*What to work on*. Omit all pictures. Copy the rest of the material exactly.

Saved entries
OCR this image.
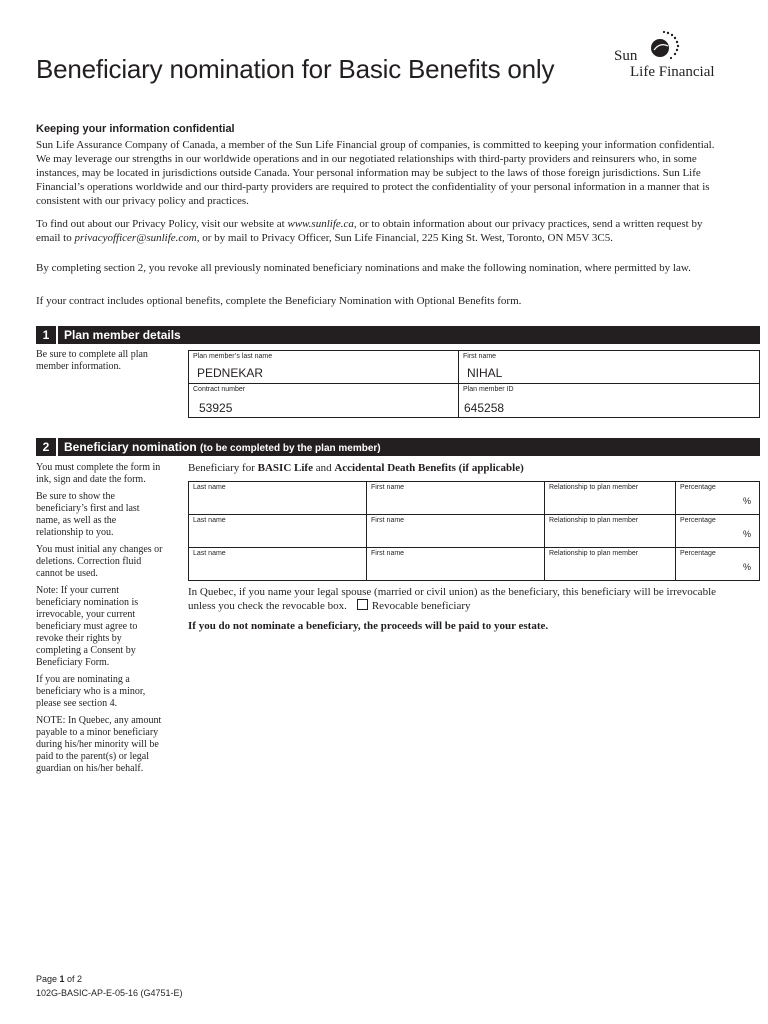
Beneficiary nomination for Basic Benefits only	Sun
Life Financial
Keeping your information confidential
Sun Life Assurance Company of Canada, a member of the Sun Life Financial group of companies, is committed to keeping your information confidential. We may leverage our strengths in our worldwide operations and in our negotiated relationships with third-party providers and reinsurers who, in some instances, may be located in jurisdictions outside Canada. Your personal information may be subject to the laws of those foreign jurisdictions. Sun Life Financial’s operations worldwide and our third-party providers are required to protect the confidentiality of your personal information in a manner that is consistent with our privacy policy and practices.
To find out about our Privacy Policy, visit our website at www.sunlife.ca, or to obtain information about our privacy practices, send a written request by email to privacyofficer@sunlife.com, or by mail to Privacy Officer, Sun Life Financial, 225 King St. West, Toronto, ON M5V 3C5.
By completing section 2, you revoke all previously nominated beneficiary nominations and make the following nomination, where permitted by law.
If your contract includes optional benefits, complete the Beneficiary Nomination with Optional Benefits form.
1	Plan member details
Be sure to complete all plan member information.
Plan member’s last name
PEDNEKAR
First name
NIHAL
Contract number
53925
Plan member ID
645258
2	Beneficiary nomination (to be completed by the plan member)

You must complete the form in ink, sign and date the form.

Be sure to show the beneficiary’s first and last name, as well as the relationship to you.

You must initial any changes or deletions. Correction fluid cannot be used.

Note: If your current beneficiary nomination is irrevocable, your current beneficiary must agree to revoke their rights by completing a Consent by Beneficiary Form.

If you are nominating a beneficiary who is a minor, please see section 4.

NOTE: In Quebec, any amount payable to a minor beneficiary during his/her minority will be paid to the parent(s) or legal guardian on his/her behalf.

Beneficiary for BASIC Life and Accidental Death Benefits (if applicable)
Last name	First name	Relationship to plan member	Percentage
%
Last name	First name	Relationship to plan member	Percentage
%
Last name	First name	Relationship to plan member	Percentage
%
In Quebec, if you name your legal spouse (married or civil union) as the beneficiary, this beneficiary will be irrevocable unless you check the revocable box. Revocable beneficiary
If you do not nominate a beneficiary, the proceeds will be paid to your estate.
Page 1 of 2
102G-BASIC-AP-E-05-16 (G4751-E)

*Response to the task*.
OCR this image.
Beneficiary nomination for Basic Benefits only	Sun
Life Financial
Keeping your information confidential
Sun Life Assurance Company of Canada, a member of the Sun Life Financial group of companies, is committed to keeping your information confidential. We may leverage our strengths in our worldwide operations and in our negotiated relationships with third-party providers and reinsurers who, in some instances, may be located in jurisdictions outside Canada. Your personal information may be subject to the laws of those foreign jurisdictions. Sun Life Financial’s operations worldwide and our third-party providers are required to protect the confidentiality of your personal information in a manner that is consistent with our privacy policy and practices.
To find out about our Privacy Policy, visit our website at www.sunlife.ca, or to obtain information about our privacy practices, send a written request by email to privacyofficer@sunlife.com, or by mail to Privacy Officer, Sun Life Financial, 225 King St. West, Toronto, ON M5V 3C5.
By completing section 2, you revoke all previously nominated beneficiary nominations and make the following nomination, where permitted by law.
If your contract includes optional benefits, complete the Beneficiary Nomination with Optional Benefits form.
1	Plan member details
Be sure to complete all plan member information.
Plan member’s last name
PEDNEKAR
First name
NIHAL
Contract number
53925
Plan member ID
645258
2	Beneficiary nomination (to be completed by the plan member)

You must complete the form in ink, sign and date the form.

Be sure to show the beneficiary’s first and last name, as well as the relationship to you.

You must initial any changes or deletions. Correction fluid cannot be used.

Note: If your current beneficiary nomination is irrevocable, your current beneficiary must agree to revoke their rights by completing a Consent by Beneficiary Form.

If you are nominating a beneficiary who is a minor, please see section 4.

NOTE: In Quebec, any amount payable to a minor beneficiary during his/her minority will be paid to the parent(s) or legal guardian on his/her behalf.

Beneficiary for BASIC Life and Accidental Death Benefits (if applicable)
Last name	First name	Relationship to plan member	Percentage
%
Last name	First name	Relationship to plan member	Percentage
%
Last name	First name	Relationship to plan member	Percentage
%
In Quebec, if you name your legal spouse (married or civil union) as the beneficiary, this beneficiary will be irrevocable unless you check the revocable box. Revocable beneficiary
If you do not nominate a beneficiary, the proceeds will be paid to your estate.
Page 1 of 2
102G-BASIC-AP-E-05-16 (G4751-E)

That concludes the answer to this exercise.